• TASK INSTRUCTIONS: All of the data that follows should be retyped exactly, please, except the pictures.

Some records
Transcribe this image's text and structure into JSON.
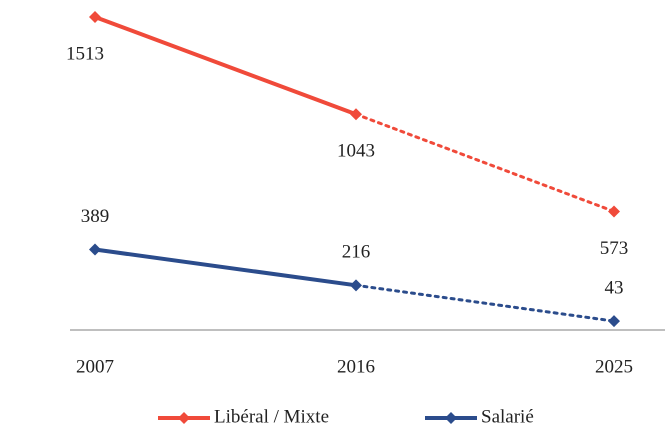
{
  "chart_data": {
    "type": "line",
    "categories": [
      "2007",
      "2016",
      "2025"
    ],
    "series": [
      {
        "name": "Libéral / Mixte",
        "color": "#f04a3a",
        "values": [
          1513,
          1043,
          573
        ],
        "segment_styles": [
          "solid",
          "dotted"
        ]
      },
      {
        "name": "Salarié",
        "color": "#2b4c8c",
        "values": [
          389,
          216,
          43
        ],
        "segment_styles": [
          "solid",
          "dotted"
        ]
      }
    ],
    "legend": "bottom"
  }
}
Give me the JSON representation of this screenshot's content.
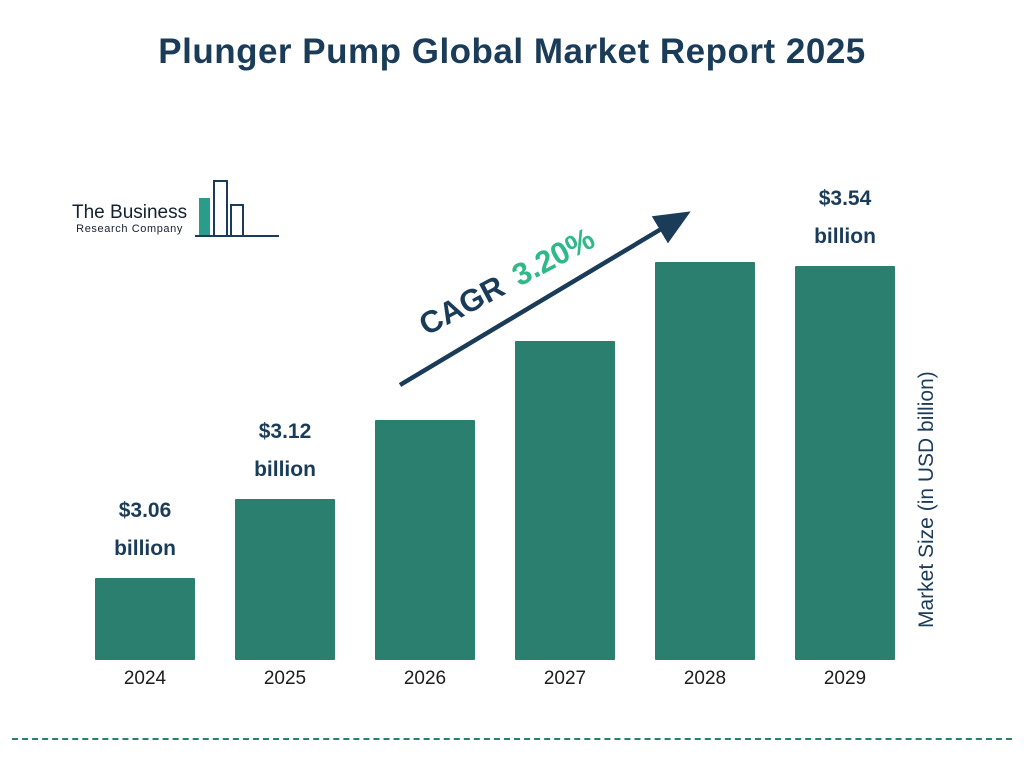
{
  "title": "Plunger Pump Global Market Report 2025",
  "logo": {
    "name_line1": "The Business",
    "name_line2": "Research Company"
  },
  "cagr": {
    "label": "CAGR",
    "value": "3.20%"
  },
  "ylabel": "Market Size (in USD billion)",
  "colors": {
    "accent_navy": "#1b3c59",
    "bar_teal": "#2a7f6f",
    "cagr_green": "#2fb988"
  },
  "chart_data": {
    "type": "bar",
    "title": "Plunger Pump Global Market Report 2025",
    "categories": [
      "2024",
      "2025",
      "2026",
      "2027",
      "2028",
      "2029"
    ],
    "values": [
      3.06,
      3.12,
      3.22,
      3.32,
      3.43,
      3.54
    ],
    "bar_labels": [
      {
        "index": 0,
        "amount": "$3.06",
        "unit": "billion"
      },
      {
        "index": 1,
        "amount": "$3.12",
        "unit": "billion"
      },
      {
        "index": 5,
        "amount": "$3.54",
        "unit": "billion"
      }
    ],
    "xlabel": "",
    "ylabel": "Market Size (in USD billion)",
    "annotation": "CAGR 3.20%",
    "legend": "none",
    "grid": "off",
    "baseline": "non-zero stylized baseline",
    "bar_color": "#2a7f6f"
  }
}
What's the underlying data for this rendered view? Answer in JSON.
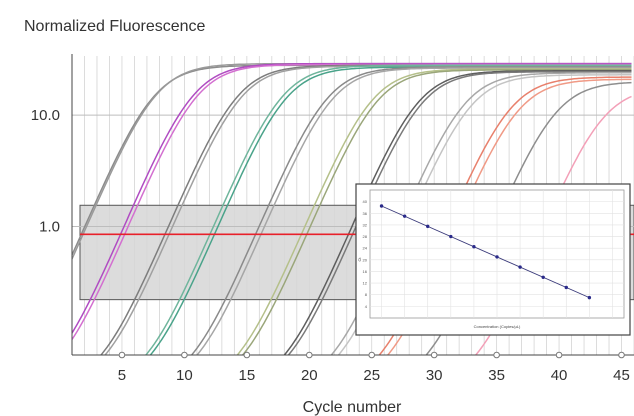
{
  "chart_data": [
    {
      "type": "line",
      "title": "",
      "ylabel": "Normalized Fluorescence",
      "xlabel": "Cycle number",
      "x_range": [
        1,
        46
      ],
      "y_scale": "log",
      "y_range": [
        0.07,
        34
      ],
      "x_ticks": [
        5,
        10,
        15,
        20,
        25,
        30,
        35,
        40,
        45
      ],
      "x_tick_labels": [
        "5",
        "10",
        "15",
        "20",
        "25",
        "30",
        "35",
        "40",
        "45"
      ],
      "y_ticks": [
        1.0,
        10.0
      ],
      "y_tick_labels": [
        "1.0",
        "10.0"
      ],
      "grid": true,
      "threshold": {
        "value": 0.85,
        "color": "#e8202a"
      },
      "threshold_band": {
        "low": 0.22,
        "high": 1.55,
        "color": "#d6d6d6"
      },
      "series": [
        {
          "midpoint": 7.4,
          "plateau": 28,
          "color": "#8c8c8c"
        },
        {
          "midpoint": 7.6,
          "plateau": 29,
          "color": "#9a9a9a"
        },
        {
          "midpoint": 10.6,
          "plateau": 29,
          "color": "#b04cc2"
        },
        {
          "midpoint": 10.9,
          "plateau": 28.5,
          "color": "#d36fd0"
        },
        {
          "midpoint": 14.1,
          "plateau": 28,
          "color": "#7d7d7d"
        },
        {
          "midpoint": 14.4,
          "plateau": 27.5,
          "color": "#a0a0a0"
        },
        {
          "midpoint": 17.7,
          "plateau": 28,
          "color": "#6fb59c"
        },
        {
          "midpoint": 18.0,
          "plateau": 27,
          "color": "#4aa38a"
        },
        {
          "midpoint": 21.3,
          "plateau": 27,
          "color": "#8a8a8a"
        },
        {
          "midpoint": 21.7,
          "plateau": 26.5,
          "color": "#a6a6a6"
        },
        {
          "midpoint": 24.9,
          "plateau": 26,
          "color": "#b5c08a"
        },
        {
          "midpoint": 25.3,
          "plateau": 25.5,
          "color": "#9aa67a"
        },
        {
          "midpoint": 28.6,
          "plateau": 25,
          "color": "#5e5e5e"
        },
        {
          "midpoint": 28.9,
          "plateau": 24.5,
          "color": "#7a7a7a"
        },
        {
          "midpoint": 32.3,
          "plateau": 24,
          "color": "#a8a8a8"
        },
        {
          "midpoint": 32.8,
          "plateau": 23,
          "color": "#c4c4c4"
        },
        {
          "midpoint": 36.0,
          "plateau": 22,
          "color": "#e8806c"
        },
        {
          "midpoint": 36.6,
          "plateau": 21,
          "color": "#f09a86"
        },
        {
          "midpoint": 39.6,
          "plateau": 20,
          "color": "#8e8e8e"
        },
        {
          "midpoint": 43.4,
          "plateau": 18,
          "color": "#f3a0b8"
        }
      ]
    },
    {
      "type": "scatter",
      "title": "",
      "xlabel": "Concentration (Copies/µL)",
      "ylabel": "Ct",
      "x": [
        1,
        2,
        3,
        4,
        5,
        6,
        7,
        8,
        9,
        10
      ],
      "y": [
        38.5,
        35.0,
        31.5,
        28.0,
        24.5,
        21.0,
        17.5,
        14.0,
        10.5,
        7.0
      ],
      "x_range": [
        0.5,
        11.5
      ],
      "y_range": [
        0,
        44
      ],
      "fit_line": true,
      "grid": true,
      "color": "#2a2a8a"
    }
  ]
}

• EXERCISE SOLUTION:
Transcribe this image's text and structure into JSON.
{
  "chart_data": {
    "type": "line",
    "categories": [
      "2007",
      "2016",
      "2025"
    ],
    "series": [
      {
        "name": "Libéral / Mixte",
        "color": "#f04a3a",
        "values": [
          1513,
          1043,
          573
        ],
        "segment_styles": [
          "solid",
          "dotted"
        ]
      },
      {
        "name": "Salarié",
        "color": "#2b4c8c",
        "values": [
          389,
          216,
          43
        ],
        "segment_styles": [
          "solid",
          "dotted"
        ]
      }
    ],
    "legend": "bottom"
  }
}
Give me the JSON representation of this screenshot's content.
{
  "title": "Plunger Pump Global Market Report 2025",
  "logo": {
    "name_line1": "The Business",
    "name_line2": "Research Company"
  },
  "cagr": {
    "label": "CAGR",
    "value": "3.20%"
  },
  "ylabel": "Market Size (in USD billion)",
  "colors": {
    "accent_navy": "#1b3c59",
    "bar_teal": "#2a7f6f",
    "cagr_green": "#2fb988"
  },
  "chart_data": {
    "type": "bar",
    "title": "Plunger Pump Global Market Report 2025",
    "categories": [
      "2024",
      "2025",
      "2026",
      "2027",
      "2028",
      "2029"
    ],
    "values": [
      3.06,
      3.12,
      3.22,
      3.32,
      3.43,
      3.54
    ],
    "bar_labels": [
      {
        "index": 0,
        "amount": "$3.06",
        "unit": "billion"
      },
      {
        "index": 1,
        "amount": "$3.12",
        "unit": "billion"
      },
      {
        "index": 5,
        "amount": "$3.54",
        "unit": "billion"
      }
    ],
    "xlabel": "",
    "ylabel": "Market Size (in USD billion)",
    "annotation": "CAGR 3.20%",
    "legend": "none",
    "grid": "off",
    "baseline": "non-zero stylized baseline",
    "bar_color": "#2a7f6f"
  }
}
What's the underlying data for this rendered view? Answer in JSON.
{
  "chart_data": [
    {
      "type": "line",
      "title": "",
      "ylabel": "Normalized Fluorescence",
      "xlabel": "Cycle number",
      "x_range": [
        1,
        46
      ],
      "y_scale": "log",
      "y_range": [
        0.07,
        34
      ],
      "x_ticks": [
        5,
        10,
        15,
        20,
        25,
        30,
        35,
        40,
        45
      ],
      "x_tick_labels": [
        "5",
        "10",
        "15",
        "20",
        "25",
        "30",
        "35",
        "40",
        "45"
      ],
      "y_ticks": [
        1.0,
        10.0
      ],
      "y_tick_labels": [
        "1.0",
        "10.0"
      ],
      "grid": true,
      "threshold": {
        "value": 0.85,
        "color": "#e8202a"
      },
      "threshold_band": {
        "low": 0.22,
        "high": 1.55,
        "color": "#d6d6d6"
      },
      "series": [
        {
          "midpoint": 7.4,
          "plateau": 28,
          "color": "#8c8c8c"
        },
        {
          "midpoint": 7.6,
          "plateau": 29,
          "color": "#9a9a9a"
        },
        {
          "midpoint": 10.6,
          "plateau": 29,
          "color": "#b04cc2"
        },
        {
          "midpoint": 10.9,
          "plateau": 28.5,
          "color": "#d36fd0"
        },
        {
          "midpoint": 14.1,
          "plateau": 28,
          "color": "#7d7d7d"
        },
        {
          "midpoint": 14.4,
          "plateau": 27.5,
          "color": "#a0a0a0"
        },
        {
          "midpoint": 17.7,
          "plateau": 28,
          "color": "#6fb59c"
        },
        {
          "midpoint": 18.0,
          "plateau": 27,
          "color": "#4aa38a"
        },
        {
          "midpoint": 21.3,
          "plateau": 27,
          "color": "#8a8a8a"
        },
        {
          "midpoint": 21.7,
          "plateau": 26.5,
          "color": "#a6a6a6"
        },
        {
          "midpoint": 24.9,
          "plateau": 26,
          "color": "#b5c08a"
        },
        {
          "midpoint": 25.3,
          "plateau": 25.5,
          "color": "#9aa67a"
        },
        {
          "midpoint": 28.6,
          "plateau": 25,
          "color": "#5e5e5e"
        },
        {
          "midpoint": 28.9,
          "plateau": 24.5,
          "color": "#7a7a7a"
        },
        {
          "midpoint": 32.3,
          "plateau": 24,
          "color": "#a8a8a8"
        },
        {
          "midpoint": 32.8,
          "plateau": 23,
          "color": "#c4c4c4"
        },
        {
          "midpoint": 36.0,
          "plateau": 22,
          "color": "#e8806c"
        },
        {
          "midpoint": 36.6,
          "plateau": 21,
          "color": "#f09a86"
        },
        {
          "midpoint": 39.6,
          "plateau": 20,
          "color": "#8e8e8e"
        },
        {
          "midpoint": 43.4,
          "plateau": 18,
          "color": "#f3a0b8"
        }
      ]
    },
    {
      "type": "scatter",
      "title": "",
      "xlabel": "Concentration (Copies/µL)",
      "ylabel": "Ct",
      "x": [
        1,
        2,
        3,
        4,
        5,
        6,
        7,
        8,
        9,
        10
      ],
      "y": [
        38.5,
        35.0,
        31.5,
        28.0,
        24.5,
        21.0,
        17.5,
        14.0,
        10.5,
        7.0
      ],
      "x_range": [
        0.5,
        11.5
      ],
      "y_range": [
        0,
        44
      ],
      "fit_line": true,
      "grid": true,
      "color": "#2a2a8a"
    }
  ]
}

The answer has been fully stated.